**** Given entries ****

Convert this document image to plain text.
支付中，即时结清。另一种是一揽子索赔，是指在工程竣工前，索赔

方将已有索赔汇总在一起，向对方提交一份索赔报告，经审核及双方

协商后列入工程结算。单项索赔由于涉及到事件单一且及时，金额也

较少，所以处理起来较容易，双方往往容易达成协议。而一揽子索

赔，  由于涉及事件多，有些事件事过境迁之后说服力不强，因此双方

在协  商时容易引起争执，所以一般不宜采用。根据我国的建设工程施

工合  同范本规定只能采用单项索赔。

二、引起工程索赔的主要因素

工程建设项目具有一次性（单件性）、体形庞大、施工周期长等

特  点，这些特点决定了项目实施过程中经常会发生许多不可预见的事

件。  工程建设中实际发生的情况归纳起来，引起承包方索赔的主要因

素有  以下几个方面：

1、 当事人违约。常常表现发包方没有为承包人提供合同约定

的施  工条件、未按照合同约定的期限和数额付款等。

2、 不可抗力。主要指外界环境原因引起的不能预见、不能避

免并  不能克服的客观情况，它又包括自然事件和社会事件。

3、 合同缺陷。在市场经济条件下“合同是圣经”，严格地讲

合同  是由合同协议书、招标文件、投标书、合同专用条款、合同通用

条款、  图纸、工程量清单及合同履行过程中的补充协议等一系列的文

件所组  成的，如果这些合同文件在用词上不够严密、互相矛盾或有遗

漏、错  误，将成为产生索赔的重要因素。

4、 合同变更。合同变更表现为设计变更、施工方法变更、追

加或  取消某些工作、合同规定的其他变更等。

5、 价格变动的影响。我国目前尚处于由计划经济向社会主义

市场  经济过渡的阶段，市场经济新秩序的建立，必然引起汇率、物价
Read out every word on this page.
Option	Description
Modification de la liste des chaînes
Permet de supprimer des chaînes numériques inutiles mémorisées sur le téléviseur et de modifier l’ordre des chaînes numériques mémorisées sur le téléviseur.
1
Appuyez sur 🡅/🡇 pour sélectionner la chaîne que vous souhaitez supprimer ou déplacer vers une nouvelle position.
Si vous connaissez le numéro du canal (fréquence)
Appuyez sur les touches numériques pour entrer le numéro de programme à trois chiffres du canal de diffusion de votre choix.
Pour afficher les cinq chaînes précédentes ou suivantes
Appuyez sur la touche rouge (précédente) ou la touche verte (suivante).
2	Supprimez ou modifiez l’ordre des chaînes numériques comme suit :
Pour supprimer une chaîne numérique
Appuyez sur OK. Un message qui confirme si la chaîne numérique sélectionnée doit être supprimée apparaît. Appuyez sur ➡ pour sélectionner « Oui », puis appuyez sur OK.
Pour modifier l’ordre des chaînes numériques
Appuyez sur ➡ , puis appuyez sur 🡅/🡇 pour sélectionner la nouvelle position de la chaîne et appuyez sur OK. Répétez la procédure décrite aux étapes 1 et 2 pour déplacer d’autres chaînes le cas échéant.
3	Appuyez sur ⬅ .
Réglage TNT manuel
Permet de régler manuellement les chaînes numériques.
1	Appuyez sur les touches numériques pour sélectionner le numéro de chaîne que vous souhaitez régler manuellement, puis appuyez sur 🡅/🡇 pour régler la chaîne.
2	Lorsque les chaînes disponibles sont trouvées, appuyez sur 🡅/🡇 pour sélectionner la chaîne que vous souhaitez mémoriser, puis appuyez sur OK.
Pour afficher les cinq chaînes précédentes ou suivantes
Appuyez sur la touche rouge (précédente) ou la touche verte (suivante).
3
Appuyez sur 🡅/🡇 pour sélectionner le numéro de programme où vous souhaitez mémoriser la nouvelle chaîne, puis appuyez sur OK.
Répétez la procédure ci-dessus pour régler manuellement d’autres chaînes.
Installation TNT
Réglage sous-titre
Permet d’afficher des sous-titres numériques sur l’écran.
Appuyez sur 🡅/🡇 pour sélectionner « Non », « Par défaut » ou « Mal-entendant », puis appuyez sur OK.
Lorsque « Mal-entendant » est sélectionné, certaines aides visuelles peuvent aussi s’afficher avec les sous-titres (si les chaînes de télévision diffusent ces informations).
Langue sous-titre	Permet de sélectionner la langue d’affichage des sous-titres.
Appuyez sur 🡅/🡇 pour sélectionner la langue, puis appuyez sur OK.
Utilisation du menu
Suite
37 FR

****

#### [Exercise]
List every line above containing the word "numéro".

#### [Finished exercise]
Si vous connaissez le numéro du canal (fréquence)
Appuyez sur les touches numériques pour entrer le numéro de programme à trois chiffres du canal de diffusion de votre choix.
1	Appuyez sur les touches numériques pour sélectionner le numéro de chaîne que vous souhaitez régler manuellement, puis appuyez sur 🡅/🡇 pour régler la chaîne.
Appuyez sur 🡅/🡇 pour sélectionner le numéro de programme où vous souhaitez mémoriser la nouvelle chaîne, puis appuyez sur OK.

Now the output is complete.